*Directions*: In the material below, find all lines with the string "JSON" and copy them.
***
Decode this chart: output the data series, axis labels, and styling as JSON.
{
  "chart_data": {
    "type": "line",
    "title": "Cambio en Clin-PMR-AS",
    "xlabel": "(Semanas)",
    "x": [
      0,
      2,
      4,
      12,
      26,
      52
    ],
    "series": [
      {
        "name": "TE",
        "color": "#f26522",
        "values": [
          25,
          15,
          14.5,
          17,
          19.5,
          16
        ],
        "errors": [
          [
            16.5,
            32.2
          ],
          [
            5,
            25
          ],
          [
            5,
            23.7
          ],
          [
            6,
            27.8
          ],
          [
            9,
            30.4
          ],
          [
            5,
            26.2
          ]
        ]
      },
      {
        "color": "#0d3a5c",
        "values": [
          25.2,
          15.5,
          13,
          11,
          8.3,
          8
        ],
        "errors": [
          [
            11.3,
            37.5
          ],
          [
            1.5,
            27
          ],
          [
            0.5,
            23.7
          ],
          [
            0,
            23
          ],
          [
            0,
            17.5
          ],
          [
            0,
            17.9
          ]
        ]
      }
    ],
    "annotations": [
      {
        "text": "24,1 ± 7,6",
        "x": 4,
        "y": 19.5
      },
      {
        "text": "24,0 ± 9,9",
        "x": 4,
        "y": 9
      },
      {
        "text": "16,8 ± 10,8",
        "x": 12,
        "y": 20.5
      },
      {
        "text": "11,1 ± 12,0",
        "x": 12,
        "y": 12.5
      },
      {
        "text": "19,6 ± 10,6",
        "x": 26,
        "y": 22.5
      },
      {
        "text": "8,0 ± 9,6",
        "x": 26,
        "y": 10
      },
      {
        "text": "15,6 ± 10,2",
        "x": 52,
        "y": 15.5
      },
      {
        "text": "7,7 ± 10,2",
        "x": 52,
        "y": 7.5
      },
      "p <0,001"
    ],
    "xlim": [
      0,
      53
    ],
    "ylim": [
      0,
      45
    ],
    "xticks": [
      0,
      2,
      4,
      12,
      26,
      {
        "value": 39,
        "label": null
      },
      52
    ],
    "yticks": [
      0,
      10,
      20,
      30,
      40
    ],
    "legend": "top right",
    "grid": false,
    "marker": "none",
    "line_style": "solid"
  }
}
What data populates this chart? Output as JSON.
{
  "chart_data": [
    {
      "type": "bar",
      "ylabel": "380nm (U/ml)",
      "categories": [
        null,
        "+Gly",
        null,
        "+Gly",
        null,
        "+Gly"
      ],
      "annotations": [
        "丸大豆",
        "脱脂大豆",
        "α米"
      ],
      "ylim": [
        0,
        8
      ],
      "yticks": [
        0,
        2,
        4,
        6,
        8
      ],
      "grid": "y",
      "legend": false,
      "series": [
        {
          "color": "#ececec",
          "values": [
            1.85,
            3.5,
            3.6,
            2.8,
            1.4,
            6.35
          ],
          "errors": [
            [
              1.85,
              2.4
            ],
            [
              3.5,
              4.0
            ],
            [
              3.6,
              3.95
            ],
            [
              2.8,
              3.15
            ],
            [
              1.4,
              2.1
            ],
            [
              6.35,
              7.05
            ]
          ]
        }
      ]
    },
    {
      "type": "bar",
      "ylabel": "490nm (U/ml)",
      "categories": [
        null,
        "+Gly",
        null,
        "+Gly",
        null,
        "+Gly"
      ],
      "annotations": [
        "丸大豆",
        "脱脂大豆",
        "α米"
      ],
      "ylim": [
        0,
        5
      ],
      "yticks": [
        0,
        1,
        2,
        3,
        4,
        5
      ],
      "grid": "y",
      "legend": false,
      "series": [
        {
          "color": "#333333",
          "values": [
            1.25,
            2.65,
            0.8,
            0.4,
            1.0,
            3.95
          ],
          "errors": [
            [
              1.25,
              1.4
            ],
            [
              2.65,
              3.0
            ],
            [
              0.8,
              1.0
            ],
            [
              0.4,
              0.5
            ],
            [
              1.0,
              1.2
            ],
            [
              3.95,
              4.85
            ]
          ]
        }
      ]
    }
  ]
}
***
*Expected answer*:
Decode this chart: output the data series, axis labels, and styling as JSON.
What data populates this chart? Output as JSON.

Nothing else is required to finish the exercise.